**PROBLEM REQUIREMENTS**
Each line containing the word "accuracy" must be reported.
+---+
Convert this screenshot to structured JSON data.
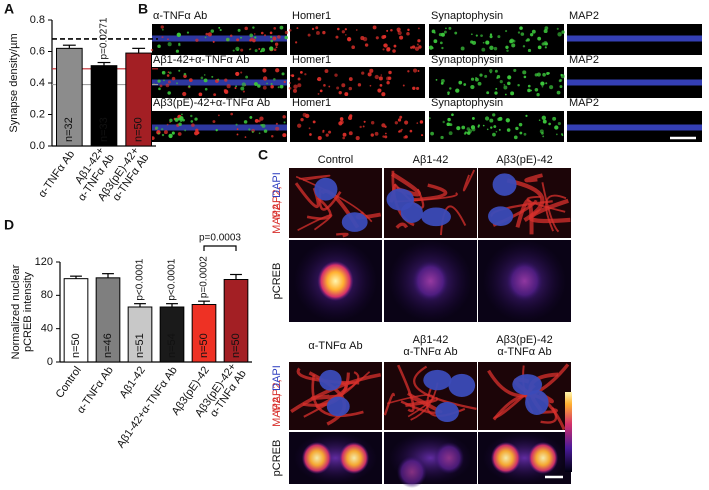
{
  "panel_labels": {
    "A": "A",
    "B": "B",
    "C": "C",
    "D": "D"
  },
  "chart_data": [
    {
      "type": "bar",
      "ylabel": "Synapse density/µm",
      "categories": [
        "α-TNFα Ab",
        "Aβ1-42+\nα-TNFα Ab",
        "Aβ3(pE)-42+\nα-TNFα Ab"
      ],
      "values": [
        0.62,
        0.51,
        0.59
      ],
      "errors": [
        0.02,
        0.02,
        0.03
      ],
      "colors": [
        "#8c8c8c",
        "#000000",
        "#a31f24"
      ],
      "n_labels": [
        "n=32",
        "n=33",
        "n=50"
      ],
      "n_label_colors": [
        "#dddddd",
        "#ffffff",
        "#7a1a1d"
      ],
      "p_labels": [
        null,
        "p=0.0271",
        null
      ],
      "ylim": [
        0,
        0.8
      ],
      "yticks": [
        {
          "value": 0,
          "label": "0.0"
        },
        0.2,
        0.4,
        0.6,
        0.8
      ],
      "reference_lines": [
        {
          "value": 0.68,
          "color": "#000000",
          "dashed": true
        },
        {
          "value": 0.49,
          "color": "#c0272d",
          "dashed": false
        },
        {
          "value": 0.39,
          "color": "#a0a0a0",
          "dashed": false
        }
      ]
    },
    {
      "type": "bar",
      "ylabel": "Normalized nuclear\npCREB intensity",
      "categories": [
        "Control",
        "α-TNFα Ab",
        "Aβ1-42",
        "Aβ1-42+α-TNFα Ab",
        "Aβ3(pE)-42",
        "Aβ3(pE)-42+\nα-TNFα Ab"
      ],
      "values": [
        100,
        101,
        66,
        66,
        69,
        99
      ],
      "errors": [
        3,
        5,
        4,
        4,
        4,
        6
      ],
      "colors": [
        "#ffffff",
        "#7f7f7f",
        "#c8c8c8",
        "#1a1a1a",
        "#ee3124",
        "#a31f24"
      ],
      "n_labels": [
        "n=50",
        "n=46",
        "n=51",
        "n=54",
        "n=50",
        "n=50"
      ],
      "n_label_colors": [
        "#000000",
        "#cccccc",
        "#000000",
        "#ffffff",
        "#000000",
        "#c85a5a"
      ],
      "p_labels": [
        null,
        null,
        "p<0.0001",
        "p<0.0001",
        "p=0.0002",
        null
      ],
      "bracket_label": "p=0.0003",
      "ylim": [
        0,
        120
      ],
      "yticks": [
        0,
        40,
        80,
        120
      ]
    }
  ],
  "panel_b": {
    "rows": [
      {
        "label": "α-TNFα Ab",
        "channels": [
          "Homer1",
          "Synaptophysin",
          "MAP2"
        ]
      },
      {
        "label": "Aβ1-42+α-TNFα Ab",
        "channels": [
          "Homer1",
          "Synaptophysin",
          "MAP2"
        ]
      },
      {
        "label": "Aβ3(pE)-42+α-TNFα Ab",
        "channels": [
          "Homer1",
          "Synaptophysin",
          "MAP2"
        ]
      }
    ]
  },
  "panel_c": {
    "top_columns": [
      "Control",
      "Aβ1-42",
      "Aβ3(pE)-42"
    ],
    "bottom_columns": [
      "α-TNFα Ab",
      "Aβ1-42\nα-TNFα Ab",
      "Aβ3(pE)-42\nα-TNFα Ab"
    ],
    "stain_labels": [
      "MAP2,",
      "DAPI"
    ],
    "pcreb_label": "pCREB"
  }
}
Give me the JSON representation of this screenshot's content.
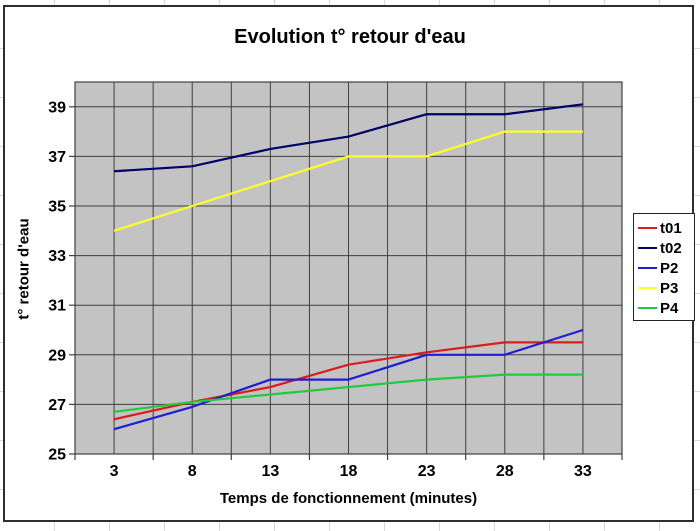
{
  "chart_data": {
    "type": "line",
    "title": "Evolution t° retour d'eau",
    "xlabel": "Temps de fonctionnement (minutes)",
    "ylabel": "t° retour d'eau",
    "categories": [
      3,
      8,
      13,
      18,
      23,
      28,
      33
    ],
    "series": [
      {
        "name": "t01",
        "color": "#dc1c1c",
        "values": [
          26.4,
          27.1,
          27.7,
          28.6,
          29.1,
          29.5,
          29.5
        ]
      },
      {
        "name": "t02",
        "color": "#000066",
        "values": [
          36.4,
          36.6,
          37.3,
          37.8,
          38.7,
          38.7,
          39.1
        ]
      },
      {
        "name": "P2",
        "color": "#1e1ed2",
        "values": [
          26.0,
          26.9,
          28.0,
          28.0,
          29.0,
          29.0,
          30.0
        ]
      },
      {
        "name": "P3",
        "color": "#ffff29",
        "values": [
          34.0,
          35.0,
          36.0,
          37.0,
          37.0,
          38.0,
          38.0
        ]
      },
      {
        "name": "P4",
        "color": "#1ecb3c",
        "values": [
          26.7,
          27.1,
          27.4,
          27.7,
          28.0,
          28.2,
          28.2
        ]
      }
    ],
    "y_ticks": [
      25,
      27,
      29,
      31,
      33,
      35,
      37,
      39
    ],
    "ylim": [
      25,
      40
    ],
    "grid": true,
    "legend_position": "right",
    "plot_bg": "#c3c3c3",
    "grid_color": "#3f3f3f"
  }
}
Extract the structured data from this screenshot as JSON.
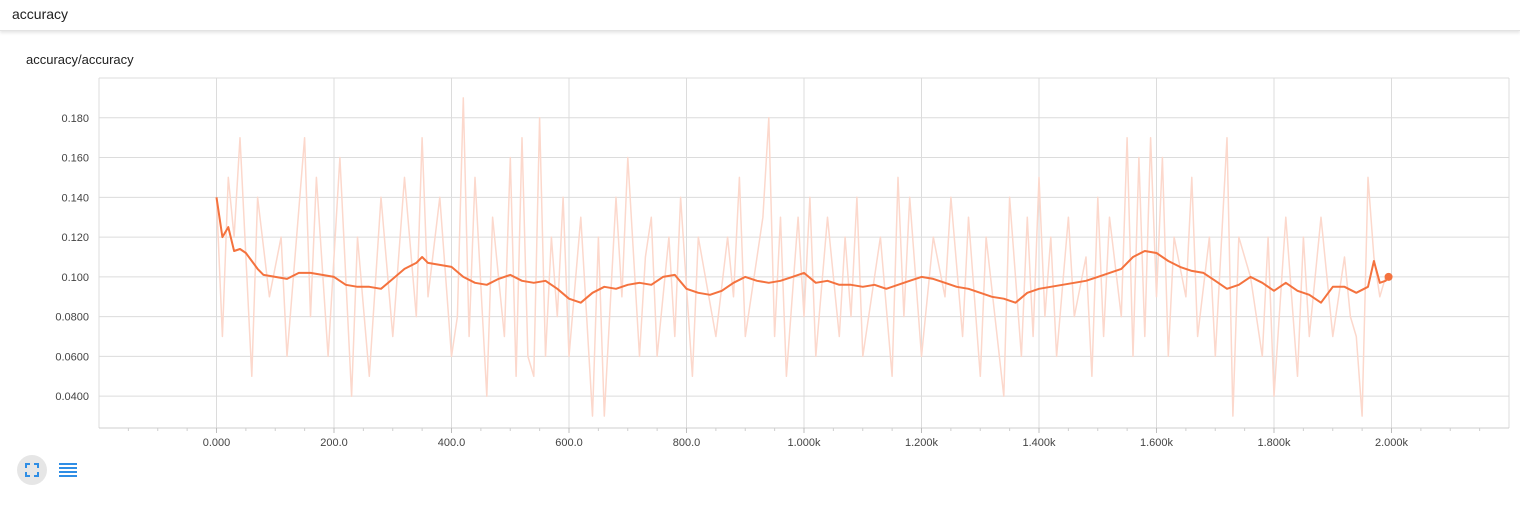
{
  "group": {
    "title": "accuracy"
  },
  "card": {
    "title": "accuracy/accuracy"
  },
  "colors": {
    "smoothed": "#f4723e",
    "raw": "#fcd8cc",
    "grid": "#dcdcdc",
    "icon": "#2f8ee5"
  },
  "icons": {
    "expand": "fullscreen-expand-icon",
    "log": "list-lines-icon"
  },
  "chart_data": {
    "type": "line",
    "title": "",
    "xlabel": "",
    "ylabel": "",
    "xlim": [
      -200,
      2200
    ],
    "ylim": [
      0.024,
      0.2
    ],
    "grid": true,
    "xticks": [
      0,
      200,
      400,
      600,
      800,
      1000,
      1200,
      1400,
      1600,
      1800,
      2000
    ],
    "xtick_labels": [
      "0.000",
      "200.0",
      "400.0",
      "600.0",
      "800.0",
      "1.000k",
      "1.200k",
      "1.400k",
      "1.600k",
      "1.800k",
      "2.000k"
    ],
    "yticks": [
      0.04,
      0.06,
      0.08,
      0.1,
      0.12,
      0.14,
      0.16,
      0.18
    ],
    "ytick_labels": [
      "0.0400",
      "0.0600",
      "0.0800",
      "0.100",
      "0.120",
      "0.140",
      "0.160",
      "0.180"
    ],
    "series": [
      {
        "x": [
          0,
          10,
          20,
          30,
          40,
          60,
          70,
          90,
          110,
          120,
          150,
          160,
          170,
          190,
          210,
          230,
          240,
          260,
          280,
          300,
          320,
          340,
          350,
          360,
          380,
          400,
          410,
          420,
          430,
          440,
          460,
          470,
          490,
          500,
          510,
          520,
          530,
          540,
          550,
          560,
          570,
          580,
          590,
          600,
          620,
          640,
          650,
          660,
          680,
          690,
          700,
          720,
          730,
          740,
          750,
          770,
          780,
          790,
          810,
          820,
          850,
          870,
          880,
          890,
          900,
          930,
          940,
          950,
          960,
          970,
          990,
          1000,
          1010,
          1020,
          1040,
          1060,
          1070,
          1080,
          1090,
          1100,
          1130,
          1150,
          1160,
          1170,
          1180,
          1200,
          1220,
          1240,
          1250,
          1270,
          1280,
          1300,
          1310,
          1340,
          1350,
          1370,
          1380,
          1390,
          1400,
          1410,
          1420,
          1430,
          1450,
          1460,
          1480,
          1490,
          1500,
          1510,
          1520,
          1540,
          1550,
          1560,
          1570,
          1580,
          1590,
          1600,
          1610,
          1620,
          1630,
          1650,
          1660,
          1670,
          1690,
          1700,
          1720,
          1730,
          1740,
          1760,
          1780,
          1790,
          1800,
          1820,
          1840,
          1850,
          1860,
          1880,
          1900,
          1920,
          1930,
          1940,
          1950,
          1960,
          1970,
          1980,
          1990,
          1995
        ],
        "values": [
          0.14,
          0.07,
          0.15,
          0.12,
          0.17,
          0.05,
          0.14,
          0.09,
          0.12,
          0.06,
          0.17,
          0.08,
          0.15,
          0.06,
          0.16,
          0.04,
          0.12,
          0.05,
          0.14,
          0.07,
          0.15,
          0.08,
          0.17,
          0.09,
          0.14,
          0.06,
          0.08,
          0.19,
          0.07,
          0.15,
          0.04,
          0.13,
          0.07,
          0.16,
          0.05,
          0.17,
          0.06,
          0.05,
          0.18,
          0.06,
          0.12,
          0.08,
          0.14,
          0.06,
          0.13,
          0.03,
          0.12,
          0.03,
          0.14,
          0.09,
          0.16,
          0.06,
          0.11,
          0.13,
          0.06,
          0.12,
          0.07,
          0.14,
          0.05,
          0.12,
          0.07,
          0.12,
          0.09,
          0.15,
          0.07,
          0.13,
          0.18,
          0.07,
          0.13,
          0.05,
          0.13,
          0.08,
          0.14,
          0.06,
          0.13,
          0.07,
          0.12,
          0.08,
          0.14,
          0.06,
          0.12,
          0.05,
          0.15,
          0.08,
          0.14,
          0.06,
          0.12,
          0.09,
          0.14,
          0.07,
          0.13,
          0.05,
          0.12,
          0.04,
          0.14,
          0.06,
          0.13,
          0.07,
          0.15,
          0.08,
          0.12,
          0.06,
          0.13,
          0.08,
          0.11,
          0.05,
          0.14,
          0.07,
          0.13,
          0.08,
          0.17,
          0.06,
          0.16,
          0.07,
          0.17,
          0.09,
          0.16,
          0.06,
          0.12,
          0.09,
          0.15,
          0.07,
          0.12,
          0.06,
          0.17,
          0.03,
          0.12,
          0.1,
          0.06,
          0.12,
          0.04,
          0.13,
          0.05,
          0.12,
          0.07,
          0.13,
          0.07,
          0.11,
          0.08,
          0.07,
          0.03,
          0.15,
          0.11,
          0.09,
          0.1,
          0.1
        ]
      },
      {
        "x": [
          0,
          10,
          20,
          30,
          40,
          50,
          60,
          70,
          80,
          100,
          120,
          140,
          160,
          180,
          200,
          220,
          240,
          260,
          280,
          300,
          320,
          340,
          350,
          360,
          380,
          400,
          420,
          440,
          460,
          480,
          500,
          520,
          540,
          560,
          580,
          600,
          620,
          640,
          660,
          680,
          700,
          720,
          740,
          760,
          780,
          800,
          820,
          840,
          860,
          880,
          900,
          920,
          940,
          960,
          980,
          1000,
          1020,
          1040,
          1060,
          1080,
          1100,
          1120,
          1140,
          1160,
          1180,
          1200,
          1220,
          1240,
          1260,
          1280,
          1300,
          1320,
          1340,
          1360,
          1380,
          1400,
          1420,
          1440,
          1460,
          1480,
          1500,
          1520,
          1540,
          1560,
          1580,
          1600,
          1620,
          1640,
          1660,
          1680,
          1700,
          1720,
          1740,
          1760,
          1780,
          1800,
          1820,
          1840,
          1860,
          1880,
          1900,
          1920,
          1940,
          1960,
          1970,
          1980,
          1990,
          1995
        ],
        "values": [
          0.14,
          0.12,
          0.125,
          0.113,
          0.114,
          0.112,
          0.108,
          0.104,
          0.101,
          0.1,
          0.099,
          0.102,
          0.102,
          0.101,
          0.1,
          0.096,
          0.095,
          0.095,
          0.094,
          0.099,
          0.104,
          0.107,
          0.11,
          0.107,
          0.106,
          0.105,
          0.1,
          0.097,
          0.096,
          0.099,
          0.101,
          0.098,
          0.097,
          0.098,
          0.094,
          0.089,
          0.087,
          0.092,
          0.095,
          0.094,
          0.096,
          0.097,
          0.096,
          0.1,
          0.101,
          0.094,
          0.092,
          0.091,
          0.093,
          0.097,
          0.1,
          0.098,
          0.097,
          0.098,
          0.1,
          0.102,
          0.097,
          0.098,
          0.096,
          0.096,
          0.095,
          0.096,
          0.094,
          0.096,
          0.098,
          0.1,
          0.099,
          0.097,
          0.095,
          0.094,
          0.092,
          0.09,
          0.089,
          0.087,
          0.092,
          0.094,
          0.095,
          0.096,
          0.097,
          0.098,
          0.1,
          0.102,
          0.104,
          0.11,
          0.113,
          0.112,
          0.108,
          0.105,
          0.103,
          0.102,
          0.098,
          0.094,
          0.096,
          0.1,
          0.097,
          0.093,
          0.097,
          0.093,
          0.091,
          0.087,
          0.095,
          0.095,
          0.092,
          0.095,
          0.108,
          0.097,
          0.098,
          0.1
        ]
      }
    ]
  }
}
+---+
**CORRECT RESULT**
    "title": "accuracy"
    "title": "accuracy/accuracy"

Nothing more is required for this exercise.